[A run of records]
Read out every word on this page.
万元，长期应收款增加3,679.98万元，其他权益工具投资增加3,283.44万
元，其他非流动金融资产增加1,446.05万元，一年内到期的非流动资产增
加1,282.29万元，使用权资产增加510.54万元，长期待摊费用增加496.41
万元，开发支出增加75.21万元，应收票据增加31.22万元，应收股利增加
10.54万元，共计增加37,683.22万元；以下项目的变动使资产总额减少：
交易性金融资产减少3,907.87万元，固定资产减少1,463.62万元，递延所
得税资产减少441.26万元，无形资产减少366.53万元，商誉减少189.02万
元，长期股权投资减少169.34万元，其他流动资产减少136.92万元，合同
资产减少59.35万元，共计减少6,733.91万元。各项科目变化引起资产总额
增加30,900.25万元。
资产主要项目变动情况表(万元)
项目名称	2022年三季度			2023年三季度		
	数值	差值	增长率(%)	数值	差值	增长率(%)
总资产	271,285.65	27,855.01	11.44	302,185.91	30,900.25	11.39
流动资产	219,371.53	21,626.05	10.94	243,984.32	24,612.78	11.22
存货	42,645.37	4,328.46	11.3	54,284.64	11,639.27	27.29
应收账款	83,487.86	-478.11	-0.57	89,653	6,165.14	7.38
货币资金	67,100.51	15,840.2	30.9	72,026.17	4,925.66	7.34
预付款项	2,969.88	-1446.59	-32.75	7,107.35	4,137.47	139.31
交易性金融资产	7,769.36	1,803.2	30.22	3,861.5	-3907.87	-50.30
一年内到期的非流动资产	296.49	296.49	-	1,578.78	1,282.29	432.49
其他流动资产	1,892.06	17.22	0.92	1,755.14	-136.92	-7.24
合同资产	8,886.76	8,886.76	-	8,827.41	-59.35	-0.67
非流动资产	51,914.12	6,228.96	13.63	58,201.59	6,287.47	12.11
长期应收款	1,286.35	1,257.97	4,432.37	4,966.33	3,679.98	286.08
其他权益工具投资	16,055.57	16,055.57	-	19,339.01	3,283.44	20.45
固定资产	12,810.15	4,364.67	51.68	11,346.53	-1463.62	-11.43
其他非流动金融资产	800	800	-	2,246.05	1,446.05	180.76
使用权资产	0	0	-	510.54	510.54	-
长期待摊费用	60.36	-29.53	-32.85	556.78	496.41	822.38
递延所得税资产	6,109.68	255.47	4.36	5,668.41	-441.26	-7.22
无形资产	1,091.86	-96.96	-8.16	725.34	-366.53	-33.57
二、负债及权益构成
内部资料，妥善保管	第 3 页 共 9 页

_WHAT TO DO_
In full and verbatim, repeat the records given above.

_FINISHED TASK_
Read out every word on this page.
万元，长期应收款增加3,679.98万元，其他权益工具投资增加3,283.44万
元，其他非流动金融资产增加1,446.05万元，一年内到期的非流动资产增
加1,282.29万元，使用权资产增加510.54万元，长期待摊费用增加496.41
万元，开发支出增加75.21万元，应收票据增加31.22万元，应收股利增加
10.54万元，共计增加37,683.22万元；以下项目的变动使资产总额减少：
交易性金融资产减少3,907.87万元，固定资产减少1,463.62万元，递延所
得税资产减少441.26万元，无形资产减少366.53万元，商誉减少189.02万
元，长期股权投资减少169.34万元，其他流动资产减少136.92万元，合同
资产减少59.35万元，共计减少6,733.91万元。各项科目变化引起资产总额
增加30,900.25万元。
资产主要项目变动情况表(万元)
项目名称	2022年三季度			2023年三季度		
	数值	差值	增长率(%)	数值	差值	增长率(%)
总资产	271,285.65	27,855.01	11.44	302,185.91	30,900.25	11.39
流动资产	219,371.53	21,626.05	10.94	243,984.32	24,612.78	11.22
存货	42,645.37	4,328.46	11.3	54,284.64	11,639.27	27.29
应收账款	83,487.86	-478.11	-0.57	89,653	6,165.14	7.38
货币资金	67,100.51	15,840.2	30.9	72,026.17	4,925.66	7.34
预付款项	2,969.88	-1446.59	-32.75	7,107.35	4,137.47	139.31
交易性金融资产	7,769.36	1,803.2	30.22	3,861.5	-3907.87	-50.30
一年内到期的非流动资产	296.49	296.49	-	1,578.78	1,282.29	432.49
其他流动资产	1,892.06	17.22	0.92	1,755.14	-136.92	-7.24
合同资产	8,886.76	8,886.76	-	8,827.41	-59.35	-0.67
非流动资产	51,914.12	6,228.96	13.63	58,201.59	6,287.47	12.11
长期应收款	1,286.35	1,257.97	4,432.37	4,966.33	3,679.98	286.08
其他权益工具投资	16,055.57	16,055.57	-	19,339.01	3,283.44	20.45
固定资产	12,810.15	4,364.67	51.68	11,346.53	-1463.62	-11.43
其他非流动金融资产	800	800	-	2,246.05	1,446.05	180.76
使用权资产	0	0	-	510.54	510.54	-
长期待摊费用	60.36	-29.53	-32.85	556.78	496.41	822.38
递延所得税资产	6,109.68	255.47	4.36	5,668.41	-441.26	-7.22
无形资产	1,091.86	-96.96	-8.16	725.34	-366.53	-33.57
二、负债及权益构成
内部资料，妥善保管	第 3 页 共 9 页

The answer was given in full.